# Start of SOURCE DATA

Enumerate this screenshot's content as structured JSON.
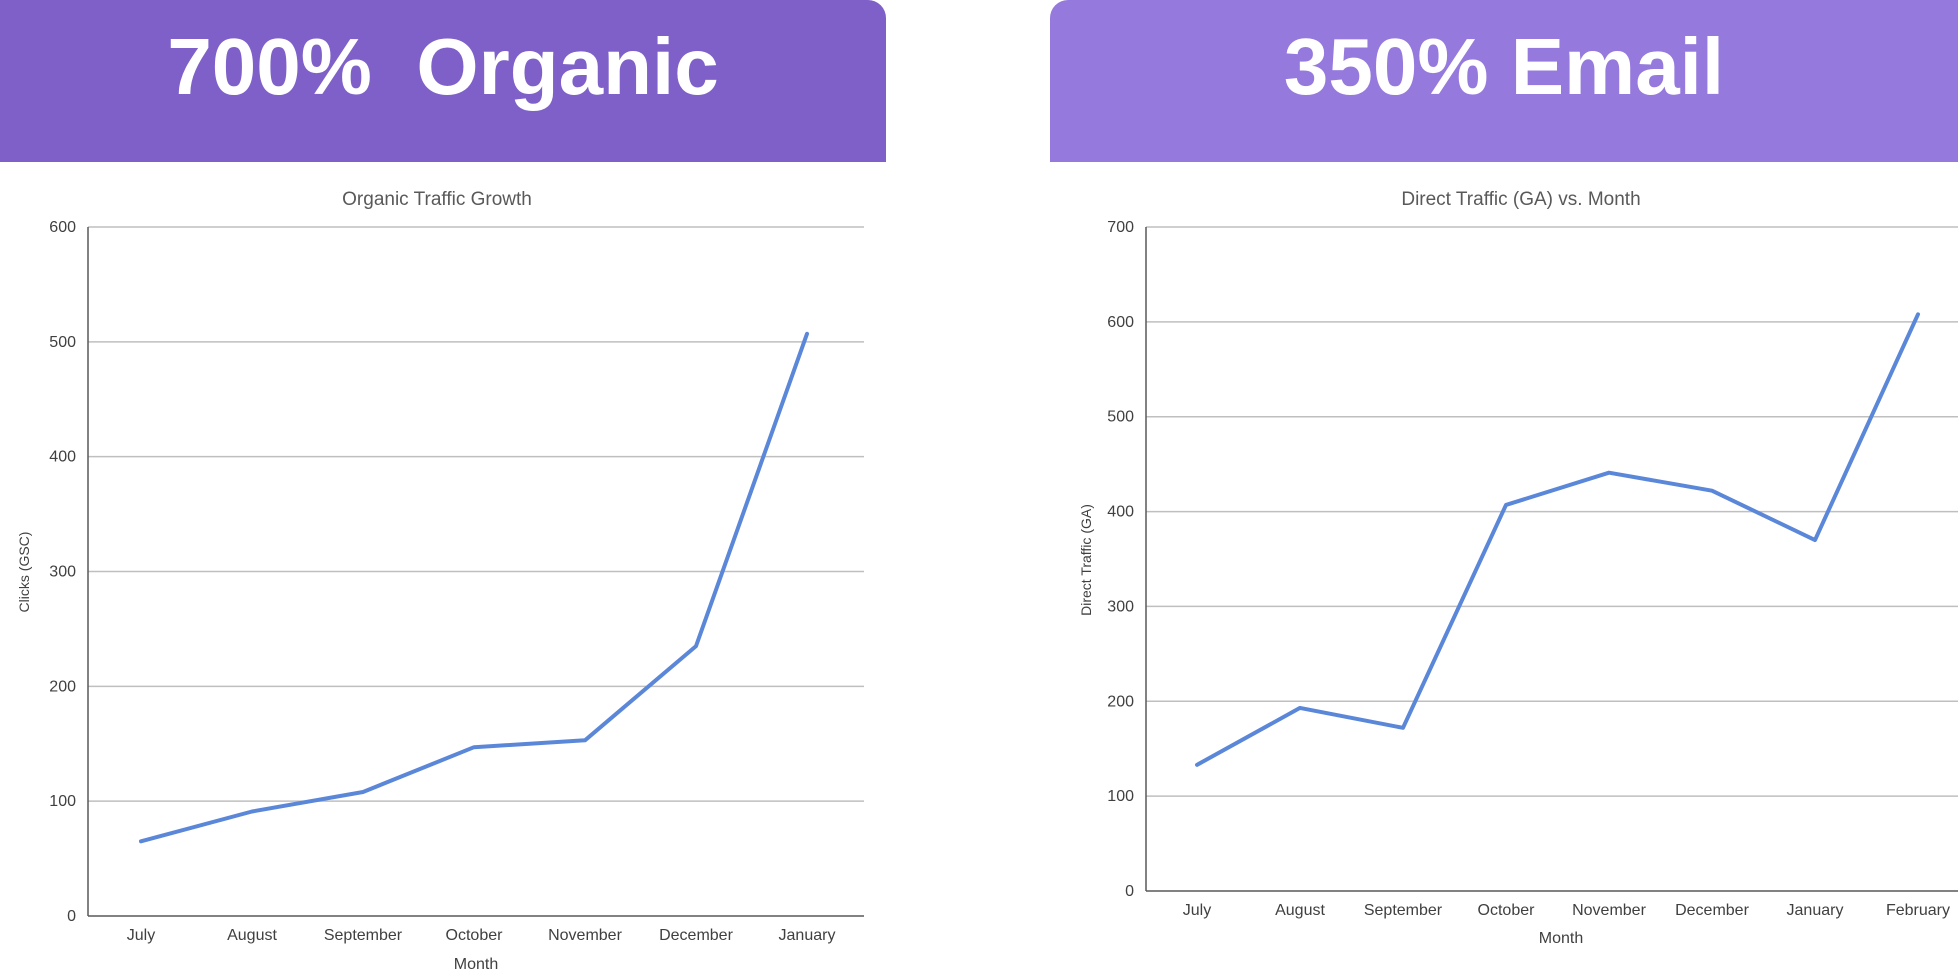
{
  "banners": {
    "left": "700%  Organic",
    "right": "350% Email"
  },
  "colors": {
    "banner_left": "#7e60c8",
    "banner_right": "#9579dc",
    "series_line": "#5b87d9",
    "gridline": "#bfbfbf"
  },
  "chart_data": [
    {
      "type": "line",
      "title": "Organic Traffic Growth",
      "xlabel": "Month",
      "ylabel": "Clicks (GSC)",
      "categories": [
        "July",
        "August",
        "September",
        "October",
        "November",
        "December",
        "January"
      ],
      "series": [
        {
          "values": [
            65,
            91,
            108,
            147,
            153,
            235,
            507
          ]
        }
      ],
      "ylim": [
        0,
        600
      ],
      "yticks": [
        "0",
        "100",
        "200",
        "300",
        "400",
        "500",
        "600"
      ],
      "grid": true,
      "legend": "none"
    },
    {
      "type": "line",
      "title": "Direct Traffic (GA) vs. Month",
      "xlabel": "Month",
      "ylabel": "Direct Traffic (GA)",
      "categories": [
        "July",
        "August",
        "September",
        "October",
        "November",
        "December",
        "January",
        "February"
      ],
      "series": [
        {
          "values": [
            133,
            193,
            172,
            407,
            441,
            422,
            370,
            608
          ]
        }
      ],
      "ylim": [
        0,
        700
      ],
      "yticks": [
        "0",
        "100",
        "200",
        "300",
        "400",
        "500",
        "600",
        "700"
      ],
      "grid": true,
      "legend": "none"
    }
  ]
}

# End of SOURCE DATA

Output all the records, word for word, with no pictures in the copy.

Enumerate this screenshot's content as structured JSON.
{
  "banners": {
    "left": "700%  Organic",
    "right": "350% Email"
  },
  "colors": {
    "banner_left": "#7e60c8",
    "banner_right": "#9579dc",
    "series_line": "#5b87d9",
    "gridline": "#bfbfbf"
  },
  "chart_data": [
    {
      "type": "line",
      "title": "Organic Traffic Growth",
      "xlabel": "Month",
      "ylabel": "Clicks (GSC)",
      "categories": [
        "July",
        "August",
        "September",
        "October",
        "November",
        "December",
        "January"
      ],
      "series": [
        {
          "values": [
            65,
            91,
            108,
            147,
            153,
            235,
            507
          ]
        }
      ],
      "ylim": [
        0,
        600
      ],
      "yticks": [
        "0",
        "100",
        "200",
        "300",
        "400",
        "500",
        "600"
      ],
      "grid": true,
      "legend": "none"
    },
    {
      "type": "line",
      "title": "Direct Traffic (GA) vs. Month",
      "xlabel": "Month",
      "ylabel": "Direct Traffic (GA)",
      "categories": [
        "July",
        "August",
        "September",
        "October",
        "November",
        "December",
        "January",
        "February"
      ],
      "series": [
        {
          "values": [
            133,
            193,
            172,
            407,
            441,
            422,
            370,
            608
          ]
        }
      ],
      "ylim": [
        0,
        700
      ],
      "yticks": [
        "0",
        "100",
        "200",
        "300",
        "400",
        "500",
        "600",
        "700"
      ],
      "grid": true,
      "legend": "none"
    }
  ]
}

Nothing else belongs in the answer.